(Stored data)

>>>>>

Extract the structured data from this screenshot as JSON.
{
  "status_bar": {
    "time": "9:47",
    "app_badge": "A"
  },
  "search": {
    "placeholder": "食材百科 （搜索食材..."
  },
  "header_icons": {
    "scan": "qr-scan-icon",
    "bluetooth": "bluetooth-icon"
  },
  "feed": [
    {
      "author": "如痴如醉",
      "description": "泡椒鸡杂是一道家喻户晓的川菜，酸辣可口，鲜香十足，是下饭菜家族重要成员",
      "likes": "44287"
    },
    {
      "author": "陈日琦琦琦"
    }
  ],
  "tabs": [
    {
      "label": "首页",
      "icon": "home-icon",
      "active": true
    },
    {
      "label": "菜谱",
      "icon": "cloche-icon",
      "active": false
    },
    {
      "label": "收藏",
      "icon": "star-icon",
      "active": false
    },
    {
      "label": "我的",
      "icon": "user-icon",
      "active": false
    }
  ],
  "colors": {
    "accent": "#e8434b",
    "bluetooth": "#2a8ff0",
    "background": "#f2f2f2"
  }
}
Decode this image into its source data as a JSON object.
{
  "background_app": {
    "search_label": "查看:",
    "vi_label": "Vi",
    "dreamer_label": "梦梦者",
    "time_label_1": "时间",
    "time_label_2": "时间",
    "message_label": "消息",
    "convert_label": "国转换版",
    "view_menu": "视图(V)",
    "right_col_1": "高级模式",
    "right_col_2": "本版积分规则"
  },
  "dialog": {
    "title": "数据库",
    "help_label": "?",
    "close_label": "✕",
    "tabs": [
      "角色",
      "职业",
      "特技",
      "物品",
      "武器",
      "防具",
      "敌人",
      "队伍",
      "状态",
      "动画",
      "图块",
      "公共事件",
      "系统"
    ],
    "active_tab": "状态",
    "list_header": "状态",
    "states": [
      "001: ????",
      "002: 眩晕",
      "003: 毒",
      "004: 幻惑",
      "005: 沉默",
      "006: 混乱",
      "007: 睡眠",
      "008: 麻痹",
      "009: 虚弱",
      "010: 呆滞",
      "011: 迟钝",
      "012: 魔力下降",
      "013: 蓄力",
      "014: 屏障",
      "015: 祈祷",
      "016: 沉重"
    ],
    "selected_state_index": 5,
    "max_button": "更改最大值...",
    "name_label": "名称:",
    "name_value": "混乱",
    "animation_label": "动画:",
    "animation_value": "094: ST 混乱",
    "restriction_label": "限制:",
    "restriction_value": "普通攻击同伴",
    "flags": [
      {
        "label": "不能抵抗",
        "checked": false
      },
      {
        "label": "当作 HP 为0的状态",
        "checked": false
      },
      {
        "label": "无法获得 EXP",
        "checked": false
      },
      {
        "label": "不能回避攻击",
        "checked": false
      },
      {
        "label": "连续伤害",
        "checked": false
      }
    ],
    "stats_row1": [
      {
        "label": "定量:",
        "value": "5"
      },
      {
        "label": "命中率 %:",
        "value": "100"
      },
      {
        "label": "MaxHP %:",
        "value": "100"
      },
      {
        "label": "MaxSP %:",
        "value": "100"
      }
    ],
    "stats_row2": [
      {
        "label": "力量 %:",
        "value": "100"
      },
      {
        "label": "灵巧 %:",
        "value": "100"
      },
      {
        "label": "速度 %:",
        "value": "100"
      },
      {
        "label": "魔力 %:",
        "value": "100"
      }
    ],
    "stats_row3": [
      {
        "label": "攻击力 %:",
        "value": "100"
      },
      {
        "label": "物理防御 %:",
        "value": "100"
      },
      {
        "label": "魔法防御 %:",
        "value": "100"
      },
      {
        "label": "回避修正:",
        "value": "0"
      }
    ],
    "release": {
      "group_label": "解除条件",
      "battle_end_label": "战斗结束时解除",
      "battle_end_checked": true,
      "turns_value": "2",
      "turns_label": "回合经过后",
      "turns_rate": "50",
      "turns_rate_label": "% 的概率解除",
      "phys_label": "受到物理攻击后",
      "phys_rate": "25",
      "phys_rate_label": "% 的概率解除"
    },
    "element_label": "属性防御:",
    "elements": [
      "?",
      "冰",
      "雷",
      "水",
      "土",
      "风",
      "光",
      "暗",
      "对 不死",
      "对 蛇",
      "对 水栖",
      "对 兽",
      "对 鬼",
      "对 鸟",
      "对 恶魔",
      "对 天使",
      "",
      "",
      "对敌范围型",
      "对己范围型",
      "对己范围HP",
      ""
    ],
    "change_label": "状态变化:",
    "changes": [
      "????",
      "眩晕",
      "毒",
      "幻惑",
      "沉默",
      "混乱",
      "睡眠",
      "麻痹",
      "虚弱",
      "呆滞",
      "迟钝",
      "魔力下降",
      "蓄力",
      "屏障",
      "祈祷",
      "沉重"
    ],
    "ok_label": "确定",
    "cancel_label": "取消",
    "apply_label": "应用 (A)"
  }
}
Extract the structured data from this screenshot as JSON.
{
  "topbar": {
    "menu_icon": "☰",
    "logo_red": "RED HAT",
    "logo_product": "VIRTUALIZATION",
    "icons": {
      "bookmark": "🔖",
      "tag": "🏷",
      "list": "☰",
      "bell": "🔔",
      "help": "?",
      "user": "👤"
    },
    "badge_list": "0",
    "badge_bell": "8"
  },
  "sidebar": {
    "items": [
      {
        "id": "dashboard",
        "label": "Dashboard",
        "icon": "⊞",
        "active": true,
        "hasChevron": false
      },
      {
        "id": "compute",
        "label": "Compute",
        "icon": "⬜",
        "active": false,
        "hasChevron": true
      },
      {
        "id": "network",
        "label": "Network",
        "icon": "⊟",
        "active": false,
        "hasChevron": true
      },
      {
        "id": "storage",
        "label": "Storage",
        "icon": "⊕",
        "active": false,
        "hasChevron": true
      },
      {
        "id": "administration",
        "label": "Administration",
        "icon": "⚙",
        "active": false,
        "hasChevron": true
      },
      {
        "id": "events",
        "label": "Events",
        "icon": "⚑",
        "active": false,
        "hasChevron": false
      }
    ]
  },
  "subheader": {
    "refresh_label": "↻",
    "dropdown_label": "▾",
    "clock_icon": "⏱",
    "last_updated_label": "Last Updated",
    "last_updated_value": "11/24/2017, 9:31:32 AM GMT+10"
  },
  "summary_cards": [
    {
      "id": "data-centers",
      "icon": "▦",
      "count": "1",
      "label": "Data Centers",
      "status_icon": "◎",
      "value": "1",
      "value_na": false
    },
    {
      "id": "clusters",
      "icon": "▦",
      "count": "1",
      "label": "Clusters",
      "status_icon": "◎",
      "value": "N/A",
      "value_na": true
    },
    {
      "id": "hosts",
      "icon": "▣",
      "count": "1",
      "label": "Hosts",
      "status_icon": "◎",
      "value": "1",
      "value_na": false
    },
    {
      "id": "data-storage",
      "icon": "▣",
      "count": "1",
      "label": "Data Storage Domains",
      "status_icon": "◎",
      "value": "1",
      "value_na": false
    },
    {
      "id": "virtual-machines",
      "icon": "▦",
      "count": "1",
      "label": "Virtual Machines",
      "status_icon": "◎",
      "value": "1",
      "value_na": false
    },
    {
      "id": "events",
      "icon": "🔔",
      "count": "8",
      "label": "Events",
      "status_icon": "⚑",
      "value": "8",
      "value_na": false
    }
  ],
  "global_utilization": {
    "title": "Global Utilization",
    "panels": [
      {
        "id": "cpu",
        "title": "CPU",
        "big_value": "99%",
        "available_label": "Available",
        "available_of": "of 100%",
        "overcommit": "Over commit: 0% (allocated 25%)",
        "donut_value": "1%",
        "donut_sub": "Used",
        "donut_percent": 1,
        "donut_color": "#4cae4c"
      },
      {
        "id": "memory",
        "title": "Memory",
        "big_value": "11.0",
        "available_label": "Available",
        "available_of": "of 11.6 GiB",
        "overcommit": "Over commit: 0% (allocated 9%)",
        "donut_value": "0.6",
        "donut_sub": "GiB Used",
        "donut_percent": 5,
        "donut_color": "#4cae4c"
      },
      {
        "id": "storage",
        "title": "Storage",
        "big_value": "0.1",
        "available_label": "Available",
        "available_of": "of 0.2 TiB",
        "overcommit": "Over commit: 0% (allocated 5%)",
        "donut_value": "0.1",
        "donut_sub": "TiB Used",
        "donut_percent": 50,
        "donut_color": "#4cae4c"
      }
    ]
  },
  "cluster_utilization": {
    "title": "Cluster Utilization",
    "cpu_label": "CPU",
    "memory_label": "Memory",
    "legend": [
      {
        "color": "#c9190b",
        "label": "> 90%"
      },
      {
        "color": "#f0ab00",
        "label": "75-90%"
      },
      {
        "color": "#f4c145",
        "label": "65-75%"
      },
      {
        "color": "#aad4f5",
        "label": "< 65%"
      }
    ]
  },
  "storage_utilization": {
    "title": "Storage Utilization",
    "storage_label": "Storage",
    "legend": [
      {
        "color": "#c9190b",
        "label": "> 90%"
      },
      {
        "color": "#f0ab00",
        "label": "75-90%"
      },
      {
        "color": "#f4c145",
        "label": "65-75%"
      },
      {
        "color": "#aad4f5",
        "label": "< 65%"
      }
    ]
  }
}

<<<<<

▶ Exercise task: Gather up every line in the data above that contains the word "Over", copying each one.

▶ Correct answer:
        "overcommit": "Over commit: 0% (allocated 25%)",
        "overcommit": "Over commit: 0% (allocated 9%)",
        "overcommit": "Over commit: 0% (allocated 5%)",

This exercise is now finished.